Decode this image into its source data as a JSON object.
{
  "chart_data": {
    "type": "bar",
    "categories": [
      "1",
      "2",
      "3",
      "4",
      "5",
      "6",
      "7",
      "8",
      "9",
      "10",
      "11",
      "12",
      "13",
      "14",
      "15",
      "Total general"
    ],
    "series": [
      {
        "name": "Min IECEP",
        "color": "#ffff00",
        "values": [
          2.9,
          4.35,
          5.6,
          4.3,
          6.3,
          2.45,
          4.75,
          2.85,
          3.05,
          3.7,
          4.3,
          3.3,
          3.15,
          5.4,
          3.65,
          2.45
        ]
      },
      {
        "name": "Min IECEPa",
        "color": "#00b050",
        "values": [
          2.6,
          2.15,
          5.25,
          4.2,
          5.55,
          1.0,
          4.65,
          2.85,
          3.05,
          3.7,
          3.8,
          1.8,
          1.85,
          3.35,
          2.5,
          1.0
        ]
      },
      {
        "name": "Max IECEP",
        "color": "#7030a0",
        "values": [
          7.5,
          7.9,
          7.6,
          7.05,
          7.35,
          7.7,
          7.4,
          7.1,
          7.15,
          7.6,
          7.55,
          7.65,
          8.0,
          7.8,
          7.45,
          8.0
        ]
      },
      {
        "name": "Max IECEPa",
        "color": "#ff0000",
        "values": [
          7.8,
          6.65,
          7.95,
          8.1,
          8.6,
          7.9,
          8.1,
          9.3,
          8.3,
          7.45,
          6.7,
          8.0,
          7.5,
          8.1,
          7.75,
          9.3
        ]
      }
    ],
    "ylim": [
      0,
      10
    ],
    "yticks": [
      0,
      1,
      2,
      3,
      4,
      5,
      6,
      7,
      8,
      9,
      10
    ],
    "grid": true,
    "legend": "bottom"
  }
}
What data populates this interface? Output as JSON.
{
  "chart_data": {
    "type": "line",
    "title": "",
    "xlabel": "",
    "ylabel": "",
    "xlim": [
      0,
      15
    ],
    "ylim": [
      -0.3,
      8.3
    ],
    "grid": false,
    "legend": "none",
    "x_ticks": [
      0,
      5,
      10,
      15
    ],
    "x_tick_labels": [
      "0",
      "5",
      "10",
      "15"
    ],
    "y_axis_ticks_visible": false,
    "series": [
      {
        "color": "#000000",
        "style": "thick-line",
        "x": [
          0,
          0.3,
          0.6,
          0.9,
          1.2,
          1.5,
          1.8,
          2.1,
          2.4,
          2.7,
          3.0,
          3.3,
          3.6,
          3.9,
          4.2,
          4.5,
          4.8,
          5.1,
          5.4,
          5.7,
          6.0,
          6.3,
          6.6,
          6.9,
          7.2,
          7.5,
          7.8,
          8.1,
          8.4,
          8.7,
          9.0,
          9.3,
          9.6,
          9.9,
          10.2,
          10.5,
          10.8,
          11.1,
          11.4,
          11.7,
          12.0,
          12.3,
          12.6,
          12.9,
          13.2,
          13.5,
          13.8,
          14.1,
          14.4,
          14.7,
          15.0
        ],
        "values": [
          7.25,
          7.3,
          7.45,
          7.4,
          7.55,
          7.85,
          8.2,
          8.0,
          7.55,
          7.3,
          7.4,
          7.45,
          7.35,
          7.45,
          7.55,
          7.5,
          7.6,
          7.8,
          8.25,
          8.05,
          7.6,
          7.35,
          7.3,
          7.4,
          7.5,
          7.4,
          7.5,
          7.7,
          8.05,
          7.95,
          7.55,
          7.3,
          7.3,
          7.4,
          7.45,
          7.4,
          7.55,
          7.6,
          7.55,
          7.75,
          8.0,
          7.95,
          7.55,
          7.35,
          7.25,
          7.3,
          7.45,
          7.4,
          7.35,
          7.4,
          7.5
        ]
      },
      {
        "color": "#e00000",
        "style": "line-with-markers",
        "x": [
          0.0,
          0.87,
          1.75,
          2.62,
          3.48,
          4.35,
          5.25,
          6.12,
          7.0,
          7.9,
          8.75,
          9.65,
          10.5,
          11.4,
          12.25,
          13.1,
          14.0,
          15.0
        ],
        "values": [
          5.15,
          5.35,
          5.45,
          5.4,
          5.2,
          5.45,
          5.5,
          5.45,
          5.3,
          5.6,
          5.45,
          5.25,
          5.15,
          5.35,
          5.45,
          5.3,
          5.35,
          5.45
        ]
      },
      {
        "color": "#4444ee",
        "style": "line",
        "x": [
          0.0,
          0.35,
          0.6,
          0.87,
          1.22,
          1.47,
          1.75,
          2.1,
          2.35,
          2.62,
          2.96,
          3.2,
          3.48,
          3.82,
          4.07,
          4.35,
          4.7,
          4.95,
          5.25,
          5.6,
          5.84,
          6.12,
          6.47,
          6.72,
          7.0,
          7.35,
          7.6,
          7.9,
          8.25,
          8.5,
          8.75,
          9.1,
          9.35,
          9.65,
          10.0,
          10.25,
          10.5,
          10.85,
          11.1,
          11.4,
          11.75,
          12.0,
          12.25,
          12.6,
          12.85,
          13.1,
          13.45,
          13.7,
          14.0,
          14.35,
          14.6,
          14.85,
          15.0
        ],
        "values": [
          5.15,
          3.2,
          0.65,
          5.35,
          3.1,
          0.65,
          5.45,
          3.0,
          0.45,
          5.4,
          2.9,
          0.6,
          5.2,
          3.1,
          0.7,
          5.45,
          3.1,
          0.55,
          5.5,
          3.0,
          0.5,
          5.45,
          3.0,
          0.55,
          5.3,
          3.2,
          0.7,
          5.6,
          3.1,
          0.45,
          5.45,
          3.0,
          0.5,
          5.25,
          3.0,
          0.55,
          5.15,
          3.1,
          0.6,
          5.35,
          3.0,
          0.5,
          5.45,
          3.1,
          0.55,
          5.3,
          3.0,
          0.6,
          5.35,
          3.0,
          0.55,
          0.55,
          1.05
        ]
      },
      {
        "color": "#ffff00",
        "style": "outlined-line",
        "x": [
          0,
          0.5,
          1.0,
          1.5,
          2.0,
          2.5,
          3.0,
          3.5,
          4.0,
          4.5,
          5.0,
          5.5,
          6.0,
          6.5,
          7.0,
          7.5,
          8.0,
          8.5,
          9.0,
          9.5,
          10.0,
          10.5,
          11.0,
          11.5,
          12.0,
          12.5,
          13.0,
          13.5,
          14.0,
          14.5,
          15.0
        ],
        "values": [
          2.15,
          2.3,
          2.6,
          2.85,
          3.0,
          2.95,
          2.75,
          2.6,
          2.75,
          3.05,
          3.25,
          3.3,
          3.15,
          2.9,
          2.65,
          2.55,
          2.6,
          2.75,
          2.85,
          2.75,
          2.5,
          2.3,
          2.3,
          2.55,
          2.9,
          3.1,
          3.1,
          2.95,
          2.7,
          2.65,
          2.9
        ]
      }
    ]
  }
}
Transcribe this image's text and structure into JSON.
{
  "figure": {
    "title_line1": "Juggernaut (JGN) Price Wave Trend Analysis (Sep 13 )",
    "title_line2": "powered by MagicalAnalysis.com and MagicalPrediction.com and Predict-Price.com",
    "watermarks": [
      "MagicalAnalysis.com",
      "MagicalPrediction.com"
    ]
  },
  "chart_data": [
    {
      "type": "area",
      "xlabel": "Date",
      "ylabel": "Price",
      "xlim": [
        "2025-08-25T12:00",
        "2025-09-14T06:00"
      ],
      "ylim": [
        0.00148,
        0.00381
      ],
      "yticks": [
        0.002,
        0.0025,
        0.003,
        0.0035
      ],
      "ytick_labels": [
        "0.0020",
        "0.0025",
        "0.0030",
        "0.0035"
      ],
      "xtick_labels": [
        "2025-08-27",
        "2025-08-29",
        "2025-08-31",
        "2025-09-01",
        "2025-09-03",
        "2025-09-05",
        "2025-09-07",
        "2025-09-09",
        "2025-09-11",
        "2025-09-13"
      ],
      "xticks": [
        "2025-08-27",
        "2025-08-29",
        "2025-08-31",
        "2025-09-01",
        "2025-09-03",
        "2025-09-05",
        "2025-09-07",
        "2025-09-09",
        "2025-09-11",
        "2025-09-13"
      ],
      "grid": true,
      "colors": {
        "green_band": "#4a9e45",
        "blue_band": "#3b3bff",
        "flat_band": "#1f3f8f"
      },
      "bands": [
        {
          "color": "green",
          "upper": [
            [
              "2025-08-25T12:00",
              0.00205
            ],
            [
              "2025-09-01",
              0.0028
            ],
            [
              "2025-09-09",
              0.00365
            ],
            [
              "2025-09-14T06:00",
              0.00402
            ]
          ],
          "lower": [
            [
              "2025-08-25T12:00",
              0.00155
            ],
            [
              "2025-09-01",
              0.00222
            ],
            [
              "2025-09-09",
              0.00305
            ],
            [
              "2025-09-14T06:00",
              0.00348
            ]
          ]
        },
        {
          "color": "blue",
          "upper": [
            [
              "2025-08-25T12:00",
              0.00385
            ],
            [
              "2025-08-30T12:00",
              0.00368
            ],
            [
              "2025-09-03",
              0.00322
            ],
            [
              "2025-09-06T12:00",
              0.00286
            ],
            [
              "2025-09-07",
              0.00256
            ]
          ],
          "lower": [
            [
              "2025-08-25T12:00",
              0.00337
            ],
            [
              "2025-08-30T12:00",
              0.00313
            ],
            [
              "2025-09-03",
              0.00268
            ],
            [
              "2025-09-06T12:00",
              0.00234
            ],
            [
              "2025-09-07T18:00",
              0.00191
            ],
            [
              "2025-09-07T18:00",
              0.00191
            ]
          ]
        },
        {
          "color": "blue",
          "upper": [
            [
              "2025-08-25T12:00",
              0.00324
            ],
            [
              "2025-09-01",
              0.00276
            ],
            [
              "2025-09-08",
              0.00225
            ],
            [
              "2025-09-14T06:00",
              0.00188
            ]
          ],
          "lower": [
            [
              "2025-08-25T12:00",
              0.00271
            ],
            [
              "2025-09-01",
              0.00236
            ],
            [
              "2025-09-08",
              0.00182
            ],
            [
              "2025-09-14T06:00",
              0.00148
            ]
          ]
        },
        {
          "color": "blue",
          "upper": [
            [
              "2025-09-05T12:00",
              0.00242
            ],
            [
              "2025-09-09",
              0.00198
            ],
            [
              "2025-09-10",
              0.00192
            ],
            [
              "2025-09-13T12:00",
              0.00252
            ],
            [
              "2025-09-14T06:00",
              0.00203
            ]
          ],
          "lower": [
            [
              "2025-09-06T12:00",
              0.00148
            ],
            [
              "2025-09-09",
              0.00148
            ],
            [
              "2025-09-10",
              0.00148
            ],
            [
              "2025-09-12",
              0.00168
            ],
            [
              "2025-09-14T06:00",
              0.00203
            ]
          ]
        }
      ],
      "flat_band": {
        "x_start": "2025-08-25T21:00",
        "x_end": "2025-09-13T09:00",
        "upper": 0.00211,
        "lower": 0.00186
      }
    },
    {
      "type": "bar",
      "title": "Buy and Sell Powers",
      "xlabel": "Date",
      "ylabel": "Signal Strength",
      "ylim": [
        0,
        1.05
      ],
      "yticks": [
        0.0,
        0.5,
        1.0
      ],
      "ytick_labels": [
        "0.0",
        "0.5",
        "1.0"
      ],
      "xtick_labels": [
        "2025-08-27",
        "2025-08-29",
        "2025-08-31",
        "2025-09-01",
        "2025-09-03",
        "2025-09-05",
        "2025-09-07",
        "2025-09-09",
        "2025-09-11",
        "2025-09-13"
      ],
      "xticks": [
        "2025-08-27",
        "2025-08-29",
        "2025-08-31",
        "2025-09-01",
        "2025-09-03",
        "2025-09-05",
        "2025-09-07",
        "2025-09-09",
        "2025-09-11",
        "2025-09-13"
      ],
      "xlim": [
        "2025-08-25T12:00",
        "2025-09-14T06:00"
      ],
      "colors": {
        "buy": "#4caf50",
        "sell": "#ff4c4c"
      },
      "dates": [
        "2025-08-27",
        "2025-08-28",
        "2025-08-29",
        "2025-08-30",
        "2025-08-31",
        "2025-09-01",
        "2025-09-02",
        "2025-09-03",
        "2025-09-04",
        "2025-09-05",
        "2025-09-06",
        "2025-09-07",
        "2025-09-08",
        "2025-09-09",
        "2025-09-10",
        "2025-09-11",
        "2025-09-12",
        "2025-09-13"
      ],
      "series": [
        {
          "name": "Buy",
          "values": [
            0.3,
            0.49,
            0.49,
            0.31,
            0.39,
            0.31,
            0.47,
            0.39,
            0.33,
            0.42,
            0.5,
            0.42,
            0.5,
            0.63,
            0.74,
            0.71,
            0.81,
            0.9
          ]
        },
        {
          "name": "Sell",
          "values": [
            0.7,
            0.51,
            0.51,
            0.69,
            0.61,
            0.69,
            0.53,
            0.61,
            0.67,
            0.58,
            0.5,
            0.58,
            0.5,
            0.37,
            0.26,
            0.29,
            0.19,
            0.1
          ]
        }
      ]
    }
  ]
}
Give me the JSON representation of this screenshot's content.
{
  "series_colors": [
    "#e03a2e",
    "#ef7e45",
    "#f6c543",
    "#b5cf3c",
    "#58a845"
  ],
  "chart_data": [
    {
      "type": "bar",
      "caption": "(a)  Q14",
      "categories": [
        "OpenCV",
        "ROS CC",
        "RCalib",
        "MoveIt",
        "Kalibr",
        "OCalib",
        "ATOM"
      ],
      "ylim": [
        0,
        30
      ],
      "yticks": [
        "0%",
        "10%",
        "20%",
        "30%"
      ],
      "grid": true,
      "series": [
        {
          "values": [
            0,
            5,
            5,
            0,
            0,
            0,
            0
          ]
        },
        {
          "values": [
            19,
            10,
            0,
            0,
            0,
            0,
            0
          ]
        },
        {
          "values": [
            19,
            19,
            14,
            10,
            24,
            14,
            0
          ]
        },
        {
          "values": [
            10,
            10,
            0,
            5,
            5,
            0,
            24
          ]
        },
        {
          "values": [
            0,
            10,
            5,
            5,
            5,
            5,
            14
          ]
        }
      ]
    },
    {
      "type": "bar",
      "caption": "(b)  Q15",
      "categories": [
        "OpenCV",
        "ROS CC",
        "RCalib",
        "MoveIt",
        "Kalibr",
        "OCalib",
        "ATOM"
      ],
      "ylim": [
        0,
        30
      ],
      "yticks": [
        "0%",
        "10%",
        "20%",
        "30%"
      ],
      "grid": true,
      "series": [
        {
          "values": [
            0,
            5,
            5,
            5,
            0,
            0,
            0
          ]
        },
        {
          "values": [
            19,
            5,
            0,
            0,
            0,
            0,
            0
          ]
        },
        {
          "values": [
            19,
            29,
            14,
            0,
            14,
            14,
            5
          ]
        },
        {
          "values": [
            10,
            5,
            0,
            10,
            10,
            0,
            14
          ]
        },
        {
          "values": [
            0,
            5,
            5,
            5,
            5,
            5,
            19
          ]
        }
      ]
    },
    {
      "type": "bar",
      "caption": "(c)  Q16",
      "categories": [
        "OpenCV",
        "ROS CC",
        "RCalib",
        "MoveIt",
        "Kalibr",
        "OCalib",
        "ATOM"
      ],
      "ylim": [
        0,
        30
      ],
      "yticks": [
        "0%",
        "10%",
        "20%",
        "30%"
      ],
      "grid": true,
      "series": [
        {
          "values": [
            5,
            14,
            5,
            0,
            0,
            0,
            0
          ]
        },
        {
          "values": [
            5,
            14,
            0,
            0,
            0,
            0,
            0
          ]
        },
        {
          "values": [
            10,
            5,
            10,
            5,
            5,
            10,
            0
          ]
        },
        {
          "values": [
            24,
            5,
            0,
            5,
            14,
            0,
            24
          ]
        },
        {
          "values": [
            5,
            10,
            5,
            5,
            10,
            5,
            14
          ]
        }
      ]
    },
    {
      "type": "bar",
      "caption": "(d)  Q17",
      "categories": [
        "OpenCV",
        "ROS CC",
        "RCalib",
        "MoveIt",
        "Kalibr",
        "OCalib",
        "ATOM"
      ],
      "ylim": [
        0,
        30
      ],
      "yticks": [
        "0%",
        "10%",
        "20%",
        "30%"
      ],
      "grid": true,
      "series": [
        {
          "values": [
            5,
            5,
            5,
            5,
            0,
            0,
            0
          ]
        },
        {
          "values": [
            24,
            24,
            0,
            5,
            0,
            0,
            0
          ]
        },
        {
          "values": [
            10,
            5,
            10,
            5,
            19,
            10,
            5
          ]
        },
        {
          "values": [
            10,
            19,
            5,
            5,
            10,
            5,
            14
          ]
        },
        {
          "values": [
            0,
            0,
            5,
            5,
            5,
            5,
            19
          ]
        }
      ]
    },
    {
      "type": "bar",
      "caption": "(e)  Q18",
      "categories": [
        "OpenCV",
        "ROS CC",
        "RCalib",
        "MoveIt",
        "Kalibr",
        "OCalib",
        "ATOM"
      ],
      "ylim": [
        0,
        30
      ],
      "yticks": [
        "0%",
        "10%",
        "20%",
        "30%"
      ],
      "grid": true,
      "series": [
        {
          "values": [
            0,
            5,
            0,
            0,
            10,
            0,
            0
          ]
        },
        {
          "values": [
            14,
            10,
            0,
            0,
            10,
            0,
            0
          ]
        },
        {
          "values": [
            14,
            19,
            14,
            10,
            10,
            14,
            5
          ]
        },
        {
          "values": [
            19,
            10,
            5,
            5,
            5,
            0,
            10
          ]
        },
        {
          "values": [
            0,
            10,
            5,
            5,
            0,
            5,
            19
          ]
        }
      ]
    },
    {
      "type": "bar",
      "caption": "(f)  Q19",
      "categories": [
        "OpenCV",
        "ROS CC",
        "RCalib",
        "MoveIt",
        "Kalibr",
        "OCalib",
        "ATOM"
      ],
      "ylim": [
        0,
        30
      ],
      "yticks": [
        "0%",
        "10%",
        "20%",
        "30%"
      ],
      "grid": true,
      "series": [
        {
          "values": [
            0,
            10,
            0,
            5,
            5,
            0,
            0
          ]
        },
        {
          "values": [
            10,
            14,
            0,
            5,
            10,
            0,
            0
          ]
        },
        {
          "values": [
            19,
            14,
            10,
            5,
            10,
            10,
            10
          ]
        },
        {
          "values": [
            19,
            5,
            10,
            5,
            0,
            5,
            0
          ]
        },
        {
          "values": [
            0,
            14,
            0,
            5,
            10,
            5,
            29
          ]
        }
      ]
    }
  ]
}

◇ ◇ ◇ ◇

# [Task goal]
Select every line above that contains the word "image", and copy it.

# [Expected output]
Decode this image into its source data as a JSON object.
Transcribe this image's text and structure into JSON.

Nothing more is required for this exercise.